DATA PROVIDED >>
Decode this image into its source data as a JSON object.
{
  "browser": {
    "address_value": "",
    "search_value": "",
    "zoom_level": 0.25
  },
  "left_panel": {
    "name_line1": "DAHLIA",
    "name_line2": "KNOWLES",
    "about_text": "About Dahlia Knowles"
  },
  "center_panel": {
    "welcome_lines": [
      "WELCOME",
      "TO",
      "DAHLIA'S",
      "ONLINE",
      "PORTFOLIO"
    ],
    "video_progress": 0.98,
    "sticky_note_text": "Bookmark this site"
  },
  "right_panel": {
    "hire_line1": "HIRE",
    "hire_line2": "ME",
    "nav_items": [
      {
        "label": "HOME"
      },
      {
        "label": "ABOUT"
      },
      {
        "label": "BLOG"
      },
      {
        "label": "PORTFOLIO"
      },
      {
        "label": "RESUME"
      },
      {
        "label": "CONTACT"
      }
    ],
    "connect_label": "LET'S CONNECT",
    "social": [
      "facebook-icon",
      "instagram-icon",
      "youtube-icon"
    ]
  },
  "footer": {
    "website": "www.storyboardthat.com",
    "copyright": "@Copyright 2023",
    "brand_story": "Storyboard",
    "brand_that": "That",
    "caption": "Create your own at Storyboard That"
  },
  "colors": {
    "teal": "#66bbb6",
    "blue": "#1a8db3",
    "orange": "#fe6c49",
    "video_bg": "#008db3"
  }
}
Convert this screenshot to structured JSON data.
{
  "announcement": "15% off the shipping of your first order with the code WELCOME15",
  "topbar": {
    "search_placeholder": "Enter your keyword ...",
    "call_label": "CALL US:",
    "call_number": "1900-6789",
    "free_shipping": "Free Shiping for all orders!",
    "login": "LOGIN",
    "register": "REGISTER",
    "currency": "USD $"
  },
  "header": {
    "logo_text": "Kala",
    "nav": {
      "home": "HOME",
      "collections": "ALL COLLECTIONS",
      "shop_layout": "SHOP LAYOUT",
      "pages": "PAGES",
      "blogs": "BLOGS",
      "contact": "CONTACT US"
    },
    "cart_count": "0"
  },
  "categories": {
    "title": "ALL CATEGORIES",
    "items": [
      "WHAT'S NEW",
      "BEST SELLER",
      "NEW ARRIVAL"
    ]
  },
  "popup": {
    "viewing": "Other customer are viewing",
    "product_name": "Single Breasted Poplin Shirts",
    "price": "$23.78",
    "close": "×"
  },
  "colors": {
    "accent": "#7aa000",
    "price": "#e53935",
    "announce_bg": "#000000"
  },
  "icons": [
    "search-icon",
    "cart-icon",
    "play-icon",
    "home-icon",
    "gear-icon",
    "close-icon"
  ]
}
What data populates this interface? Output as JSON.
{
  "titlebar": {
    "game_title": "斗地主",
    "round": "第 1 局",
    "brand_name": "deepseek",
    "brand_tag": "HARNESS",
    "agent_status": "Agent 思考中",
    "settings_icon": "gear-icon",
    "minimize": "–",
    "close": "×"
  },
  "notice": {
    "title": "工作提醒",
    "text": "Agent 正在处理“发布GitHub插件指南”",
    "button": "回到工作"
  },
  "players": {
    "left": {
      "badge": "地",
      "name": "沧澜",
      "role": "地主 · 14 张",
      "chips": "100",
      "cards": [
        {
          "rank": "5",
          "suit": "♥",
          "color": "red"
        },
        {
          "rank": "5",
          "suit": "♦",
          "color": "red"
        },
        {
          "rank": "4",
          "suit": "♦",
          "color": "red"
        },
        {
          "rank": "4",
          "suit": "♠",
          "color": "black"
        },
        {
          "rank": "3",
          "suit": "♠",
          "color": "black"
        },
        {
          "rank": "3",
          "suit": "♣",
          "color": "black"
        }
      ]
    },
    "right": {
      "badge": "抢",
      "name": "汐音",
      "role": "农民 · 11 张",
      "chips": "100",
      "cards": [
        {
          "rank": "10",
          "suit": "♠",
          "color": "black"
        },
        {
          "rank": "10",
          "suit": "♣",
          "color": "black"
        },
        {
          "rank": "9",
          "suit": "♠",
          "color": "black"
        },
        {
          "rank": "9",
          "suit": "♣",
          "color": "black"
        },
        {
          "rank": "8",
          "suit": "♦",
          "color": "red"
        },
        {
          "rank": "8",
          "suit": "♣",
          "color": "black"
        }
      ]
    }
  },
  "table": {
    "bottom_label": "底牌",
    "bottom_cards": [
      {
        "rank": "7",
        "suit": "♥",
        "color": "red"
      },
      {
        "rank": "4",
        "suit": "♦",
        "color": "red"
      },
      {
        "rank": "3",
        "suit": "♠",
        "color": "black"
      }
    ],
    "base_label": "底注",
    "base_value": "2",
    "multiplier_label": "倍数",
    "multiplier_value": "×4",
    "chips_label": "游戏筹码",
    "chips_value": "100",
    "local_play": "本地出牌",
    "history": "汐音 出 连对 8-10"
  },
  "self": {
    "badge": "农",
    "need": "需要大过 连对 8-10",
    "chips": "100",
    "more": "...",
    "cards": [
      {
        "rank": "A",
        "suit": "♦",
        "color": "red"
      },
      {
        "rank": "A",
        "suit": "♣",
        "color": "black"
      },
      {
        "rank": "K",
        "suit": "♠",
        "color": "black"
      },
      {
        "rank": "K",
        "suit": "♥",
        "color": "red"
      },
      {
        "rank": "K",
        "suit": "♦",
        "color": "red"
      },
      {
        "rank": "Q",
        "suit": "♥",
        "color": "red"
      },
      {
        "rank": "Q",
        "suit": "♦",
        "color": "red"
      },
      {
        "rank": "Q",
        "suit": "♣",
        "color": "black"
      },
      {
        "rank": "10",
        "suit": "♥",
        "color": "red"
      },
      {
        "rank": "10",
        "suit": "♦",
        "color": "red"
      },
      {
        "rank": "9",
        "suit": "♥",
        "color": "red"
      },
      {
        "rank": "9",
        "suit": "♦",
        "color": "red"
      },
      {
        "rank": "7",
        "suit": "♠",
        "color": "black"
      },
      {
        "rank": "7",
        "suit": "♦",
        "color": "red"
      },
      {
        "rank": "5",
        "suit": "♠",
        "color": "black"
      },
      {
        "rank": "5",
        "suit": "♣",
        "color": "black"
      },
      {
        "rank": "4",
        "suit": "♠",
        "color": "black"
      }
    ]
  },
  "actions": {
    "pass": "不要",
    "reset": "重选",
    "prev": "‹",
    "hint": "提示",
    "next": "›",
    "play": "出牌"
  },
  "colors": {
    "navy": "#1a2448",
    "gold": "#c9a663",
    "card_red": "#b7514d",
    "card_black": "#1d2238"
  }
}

TASK REQUIREMENTS >>
The records above are to be repeated exactly, in their entirety.

FINAL RESULT >>
Decode this image into its source data as a JSON object.
{
  "browser": {
    "address_value": "",
    "search_value": "",
    "zoom_level": 0.25
  },
  "left_panel": {
    "name_line1": "DAHLIA",
    "name_line2": "KNOWLES",
    "about_text": "About Dahlia Knowles"
  },
  "center_panel": {
    "welcome_lines": [
      "WELCOME",
      "TO",
      "DAHLIA'S",
      "ONLINE",
      "PORTFOLIO"
    ],
    "video_progress": 0.98,
    "sticky_note_text": "Bookmark this site"
  },
  "right_panel": {
    "hire_line1": "HIRE",
    "hire_line2": "ME",
    "nav_items": [
      {
        "label": "HOME"
      },
      {
        "label": "ABOUT"
      },
      {
        "label": "BLOG"
      },
      {
        "label": "PORTFOLIO"
      },
      {
        "label": "RESUME"
      },
      {
        "label": "CONTACT"
      }
    ],
    "connect_label": "LET'S CONNECT",
    "social": [
      "facebook-icon",
      "instagram-icon",
      "youtube-icon"
    ]
  },
  "footer": {
    "website": "www.storyboardthat.com",
    "copyright": "@Copyright 2023",
    "brand_story": "Storyboard",
    "brand_that": "That",
    "caption": "Create your own at Storyboard That"
  },
  "colors": {
    "teal": "#66bbb6",
    "blue": "#1a8db3",
    "orange": "#fe6c49",
    "video_bg": "#008db3"
  }
}
Convert this screenshot to structured JSON data.
{
  "announcement": "15% off the shipping of your first order with the code WELCOME15",
  "topbar": {
    "search_placeholder": "Enter your keyword ...",
    "call_label": "CALL US:",
    "call_number": "1900-6789",
    "free_shipping": "Free Shiping for all orders!",
    "login": "LOGIN",
    "register": "REGISTER",
    "currency": "USD $"
  },
  "header": {
    "logo_text": "Kala",
    "nav": {
      "home": "HOME",
      "collections": "ALL COLLECTIONS",
      "shop_layout": "SHOP LAYOUT",
      "pages": "PAGES",
      "blogs": "BLOGS",
      "contact": "CONTACT US"
    },
    "cart_count": "0"
  },
  "categories": {
    "title": "ALL CATEGORIES",
    "items": [
      "WHAT'S NEW",
      "BEST SELLER",
      "NEW ARRIVAL"
    ]
  },
  "popup": {
    "viewing": "Other customer are viewing",
    "product_name": "Single Breasted Poplin Shirts",
    "price": "$23.78",
    "close": "×"
  },
  "colors": {
    "accent": "#7aa000",
    "price": "#e53935",
    "announce_bg": "#000000"
  },
  "icons": [
    "search-icon",
    "cart-icon",
    "play-icon",
    "home-icon",
    "gear-icon",
    "close-icon"
  ]
}
What data populates this interface? Output as JSON.
{
  "titlebar": {
    "game_title": "斗地主",
    "round": "第 1 局",
    "brand_name": "deepseek",
    "brand_tag": "HARNESS",
    "agent_status": "Agent 思考中",
    "settings_icon": "gear-icon",
    "minimize": "–",
    "close": "×"
  },
  "notice": {
    "title": "工作提醒",
    "text": "Agent 正在处理“发布GitHub插件指南”",
    "button": "回到工作"
  },
  "players": {
    "left": {
      "badge": "地",
      "name": "沧澜",
      "role": "地主 · 14 张",
      "chips": "100",
      "cards": [
        {
          "rank": "5",
          "suit": "♥",
          "color": "red"
        },
        {
          "rank": "5",
          "suit": "♦",
          "color": "red"
        },
        {
          "rank": "4",
          "suit": "♦",
          "color": "red"
        },
        {
          "rank": "4",
          "suit": "♠",
          "color": "black"
        },
        {
          "rank": "3",
          "suit": "♠",
          "color": "black"
        },
        {
          "rank": "3",
          "suit": "♣",
          "color": "black"
        }
      ]
    },
    "right": {
      "badge": "抢",
      "name": "汐音",
      "role": "农民 · 11 张",
      "chips": "100",
      "cards": [
        {
          "rank": "10",
          "suit": "♠",
          "color": "black"
        },
        {
          "rank": "10",
          "suit": "♣",
          "color": "black"
        },
        {
          "rank": "9",
          "suit": "♠",
          "color": "black"
        },
        {
          "rank": "9",
          "suit": "♣",
          "color": "black"
        },
        {
          "rank": "8",
          "suit": "♦",
          "color": "red"
        },
        {
          "rank": "8",
          "suit": "♣",
          "color": "black"
        }
      ]
    }
  },
  "table": {
    "bottom_label": "底牌",
    "bottom_cards": [
      {
        "rank": "7",
        "suit": "♥",
        "color": "red"
      },
      {
        "rank": "4",
        "suit": "♦",
        "color": "red"
      },
      {
        "rank": "3",
        "suit": "♠",
        "color": "black"
      }
    ],
    "base_label": "底注",
    "base_value": "2",
    "multiplier_label": "倍数",
    "multiplier_value": "×4",
    "chips_label": "游戏筹码",
    "chips_value": "100",
    "local_play": "本地出牌",
    "history": "汐音 出 连对 8-10"
  },
  "self": {
    "badge": "农",
    "need": "需要大过 连对 8-10",
    "chips": "100",
    "more": "...",
    "cards": [
      {
        "rank": "A",
        "suit": "♦",
        "color": "red"
      },
      {
        "rank": "A",
        "suit": "♣",
        "color": "black"
      },
      {
        "rank": "K",
        "suit": "♠",
        "color": "black"
      },
      {
        "rank": "K",
        "suit": "♥",
        "color": "red"
      },
      {
        "rank": "K",
        "suit": "♦",
        "color": "red"
      },
      {
        "rank": "Q",
        "suit": "♥",
        "color": "red"
      },
      {
        "rank": "Q",
        "suit": "♦",
        "color": "red"
      },
      {
        "rank": "Q",
        "suit": "♣",
        "color": "black"
      },
      {
        "rank": "10",
        "suit": "♥",
        "color": "red"
      },
      {
        "rank": "10",
        "suit": "♦",
        "color": "red"
      },
      {
        "rank": "9",
        "suit": "♥",
        "color": "red"
      },
      {
        "rank": "9",
        "suit": "♦",
        "color": "red"
      },
      {
        "rank": "7",
        "suit": "♠",
        "color": "black"
      },
      {
        "rank": "7",
        "suit": "♦",
        "color": "red"
      },
      {
        "rank": "5",
        "suit": "♠",
        "color": "black"
      },
      {
        "rank": "5",
        "suit": "♣",
        "color": "black"
      },
      {
        "rank": "4",
        "suit": "♠",
        "color": "black"
      }
    ]
  },
  "actions": {
    "pass": "不要",
    "reset": "重选",
    "prev": "‹",
    "hint": "提示",
    "next": "›",
    "play": "出牌"
  },
  "colors": {
    "navy": "#1a2448",
    "gold": "#c9a663",
    "card_red": "#b7514d",
    "card_black": "#1d2238"
  }
}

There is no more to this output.